* Aim
Return every line of the data below that includes the string "двух".

(Excerpts from a figure dataset)
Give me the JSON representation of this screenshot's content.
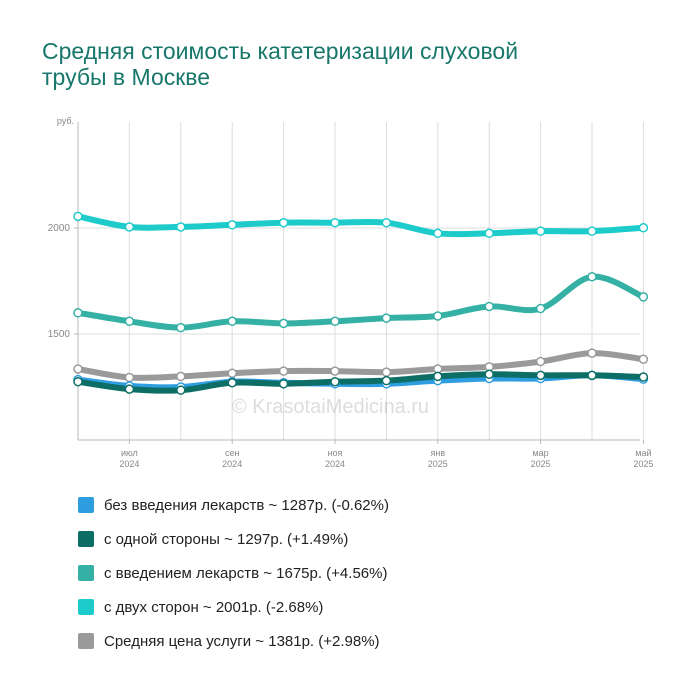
{
  "title": {
    "line1": "Средняя стоимость катетеризации слуховой",
    "line2": "трубы в Москве"
  },
  "watermark": "© KrasotaiMedicina.ru",
  "chart_data": {
    "type": "line",
    "ylabel": "руб.",
    "ylim": [
      1000,
      2500
    ],
    "yticks": [
      1500,
      2000
    ],
    "grid": true,
    "legend_position": "bottom",
    "x": [
      "2024-06",
      "2024-07",
      "2024-08",
      "2024-09",
      "2024-10",
      "2024-11",
      "2024-12",
      "2025-01",
      "2025-02",
      "2025-03",
      "2025-04",
      "2025-05"
    ],
    "xticks": [
      {
        "index": 1,
        "month": "июл",
        "year": "2024"
      },
      {
        "index": 3,
        "month": "сен",
        "year": "2024"
      },
      {
        "index": 5,
        "month": "ноя",
        "year": "2024"
      },
      {
        "index": 7,
        "month": "янв",
        "year": "2025"
      },
      {
        "index": 9,
        "month": "мар",
        "year": "2025"
      },
      {
        "index": 11,
        "month": "май",
        "year": "2025"
      }
    ],
    "series": [
      {
        "name": "без введения лекарств",
        "color": "#2f9ee0",
        "values": [
          1285,
          1255,
          1250,
          1275,
          1270,
          1265,
          1265,
          1280,
          1290,
          1290,
          1305,
          1287
        ],
        "legend_text": "без введения лекарств ~ 1287р. (-0.62%)"
      },
      {
        "name": "с одной стороны",
        "color": "#0d6e66",
        "values": [
          1275,
          1240,
          1235,
          1270,
          1265,
          1275,
          1280,
          1300,
          1310,
          1305,
          1305,
          1297
        ],
        "legend_text": "с одной стороны ~ 1297р. (+1.49%)"
      },
      {
        "name": "с введением лекарств",
        "color": "#35b0a4",
        "values": [
          1600,
          1560,
          1530,
          1560,
          1550,
          1560,
          1575,
          1585,
          1630,
          1620,
          1770,
          1675
        ],
        "legend_text": "с введением лекарств ~ 1675р. (+4.56%)"
      },
      {
        "name": "с двух сторон",
        "color": "#1ccbca",
        "values": [
          2055,
          2005,
          2005,
          2015,
          2025,
          2025,
          2025,
          1975,
          1975,
          1985,
          1985,
          2001
        ],
        "legend_text": "с двух сторон ~ 2001р. (-2.68%)"
      },
      {
        "name": "Средняя цена услуги",
        "color": "#9a9a9a",
        "values": [
          1335,
          1295,
          1300,
          1315,
          1325,
          1325,
          1320,
          1335,
          1345,
          1370,
          1410,
          1381
        ],
        "legend_text": "Средняя цена услуги ~ 1381р. (+2.98%)"
      }
    ]
  }
}
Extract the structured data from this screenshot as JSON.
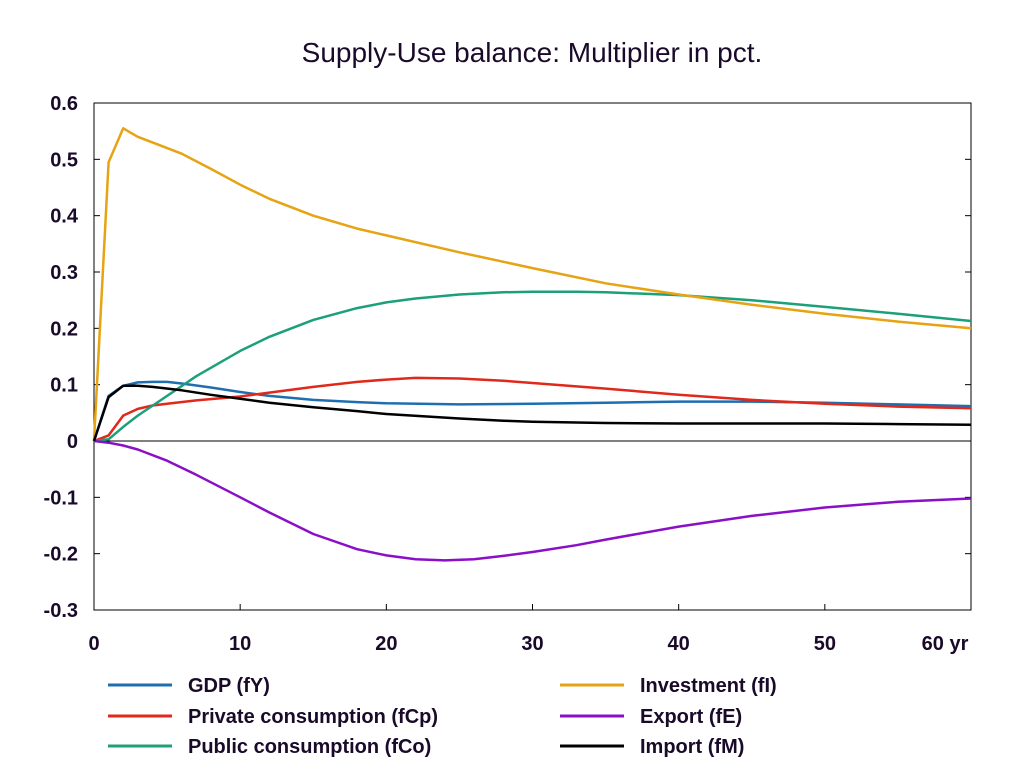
{
  "chart_data": {
    "type": "line",
    "title": "Supply-Use balance: Multiplier in pct.",
    "xlabel": "",
    "ylabel": "",
    "x_unit_label": "yr",
    "xlim": [
      0,
      60
    ],
    "ylim": [
      -0.3,
      0.6
    ],
    "x_ticks": [
      0,
      10,
      20,
      30,
      40,
      50,
      60
    ],
    "x_tick_labels": [
      "0",
      "10",
      "20",
      "30",
      "40",
      "50",
      "60 yr"
    ],
    "y_ticks": [
      -0.3,
      -0.2,
      -0.1,
      0,
      0.1,
      0.2,
      0.3,
      0.4,
      0.5,
      0.6
    ],
    "y_tick_labels": [
      "-0.3",
      "-0.2",
      "-0.1",
      "0",
      "0.1",
      "0.2",
      "0.3",
      "0.4",
      "0.5",
      "0.6"
    ],
    "grid": false,
    "legend_position": "bottom",
    "series": [
      {
        "name": "GDP (fY)",
        "color": "#1f6fb0",
        "points": [
          [
            0,
            0
          ],
          [
            1,
            0.08
          ],
          [
            2,
            0.098
          ],
          [
            3,
            0.104
          ],
          [
            4,
            0.105
          ],
          [
            5,
            0.105
          ],
          [
            6,
            0.102
          ],
          [
            8,
            0.095
          ],
          [
            10,
            0.087
          ],
          [
            12,
            0.08
          ],
          [
            15,
            0.073
          ],
          [
            18,
            0.069
          ],
          [
            20,
            0.067
          ],
          [
            25,
            0.065
          ],
          [
            30,
            0.066
          ],
          [
            35,
            0.068
          ],
          [
            40,
            0.07
          ],
          [
            45,
            0.07
          ],
          [
            50,
            0.068
          ],
          [
            55,
            0.065
          ],
          [
            60,
            0.062
          ]
        ]
      },
      {
        "name": "Private consumption (fCp)",
        "color": "#e0291a",
        "points": [
          [
            0,
            0
          ],
          [
            1,
            0.01
          ],
          [
            2,
            0.045
          ],
          [
            3,
            0.057
          ],
          [
            4,
            0.063
          ],
          [
            5,
            0.066
          ],
          [
            7,
            0.072
          ],
          [
            10,
            0.079
          ],
          [
            12,
            0.086
          ],
          [
            15,
            0.096
          ],
          [
            18,
            0.105
          ],
          [
            20,
            0.109
          ],
          [
            22,
            0.112
          ],
          [
            25,
            0.111
          ],
          [
            28,
            0.107
          ],
          [
            30,
            0.103
          ],
          [
            35,
            0.093
          ],
          [
            40,
            0.082
          ],
          [
            45,
            0.073
          ],
          [
            50,
            0.066
          ],
          [
            55,
            0.061
          ],
          [
            60,
            0.058
          ]
        ]
      },
      {
        "name": "Public consumption (fCo)",
        "color": "#1ca07a",
        "points": [
          [
            0,
            0
          ],
          [
            1,
            0.003
          ],
          [
            2,
            0.025
          ],
          [
            3,
            0.045
          ],
          [
            5,
            0.08
          ],
          [
            7,
            0.115
          ],
          [
            10,
            0.16
          ],
          [
            12,
            0.185
          ],
          [
            15,
            0.215
          ],
          [
            18,
            0.236
          ],
          [
            20,
            0.246
          ],
          [
            22,
            0.253
          ],
          [
            25,
            0.26
          ],
          [
            28,
            0.264
          ],
          [
            30,
            0.265
          ],
          [
            33,
            0.265
          ],
          [
            35,
            0.264
          ],
          [
            40,
            0.259
          ],
          [
            45,
            0.25
          ],
          [
            50,
            0.238
          ],
          [
            55,
            0.226
          ],
          [
            60,
            0.213
          ]
        ]
      },
      {
        "name": "Investment (fI)",
        "color": "#e6a313",
        "points": [
          [
            0,
            0
          ],
          [
            1,
            0.495
          ],
          [
            2,
            0.555
          ],
          [
            3,
            0.54
          ],
          [
            4,
            0.53
          ],
          [
            6,
            0.51
          ],
          [
            8,
            0.483
          ],
          [
            10,
            0.455
          ],
          [
            12,
            0.43
          ],
          [
            15,
            0.4
          ],
          [
            18,
            0.377
          ],
          [
            20,
            0.365
          ],
          [
            25,
            0.335
          ],
          [
            30,
            0.307
          ],
          [
            35,
            0.28
          ],
          [
            40,
            0.26
          ],
          [
            45,
            0.242
          ],
          [
            50,
            0.226
          ],
          [
            55,
            0.212
          ],
          [
            60,
            0.2
          ]
        ]
      },
      {
        "name": "Export (fE)",
        "color": "#8a10c8",
        "points": [
          [
            0,
            0
          ],
          [
            1,
            -0.003
          ],
          [
            2,
            -0.008
          ],
          [
            3,
            -0.015
          ],
          [
            5,
            -0.035
          ],
          [
            7,
            -0.06
          ],
          [
            10,
            -0.1
          ],
          [
            12,
            -0.127
          ],
          [
            15,
            -0.165
          ],
          [
            18,
            -0.192
          ],
          [
            20,
            -0.203
          ],
          [
            22,
            -0.21
          ],
          [
            24,
            -0.212
          ],
          [
            26,
            -0.21
          ],
          [
            28,
            -0.204
          ],
          [
            30,
            -0.197
          ],
          [
            33,
            -0.185
          ],
          [
            35,
            -0.175
          ],
          [
            40,
            -0.152
          ],
          [
            45,
            -0.133
          ],
          [
            50,
            -0.118
          ],
          [
            55,
            -0.108
          ],
          [
            60,
            -0.102
          ]
        ]
      },
      {
        "name": "Import (fM)",
        "color": "#000000",
        "points": [
          [
            0,
            0
          ],
          [
            1,
            0.078
          ],
          [
            2,
            0.098
          ],
          [
            3,
            0.098
          ],
          [
            4,
            0.096
          ],
          [
            6,
            0.09
          ],
          [
            8,
            0.082
          ],
          [
            10,
            0.075
          ],
          [
            12,
            0.068
          ],
          [
            15,
            0.06
          ],
          [
            18,
            0.053
          ],
          [
            20,
            0.048
          ],
          [
            25,
            0.04
          ],
          [
            28,
            0.036
          ],
          [
            30,
            0.034
          ],
          [
            35,
            0.032
          ],
          [
            40,
            0.031
          ],
          [
            45,
            0.031
          ],
          [
            50,
            0.031
          ],
          [
            55,
            0.03
          ],
          [
            60,
            0.029
          ]
        ]
      }
    ]
  }
}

* Exercise output
        "name": "с двух сторон",
        "legend_text": "с двух сторон ~ 2001р. (-2.68%)"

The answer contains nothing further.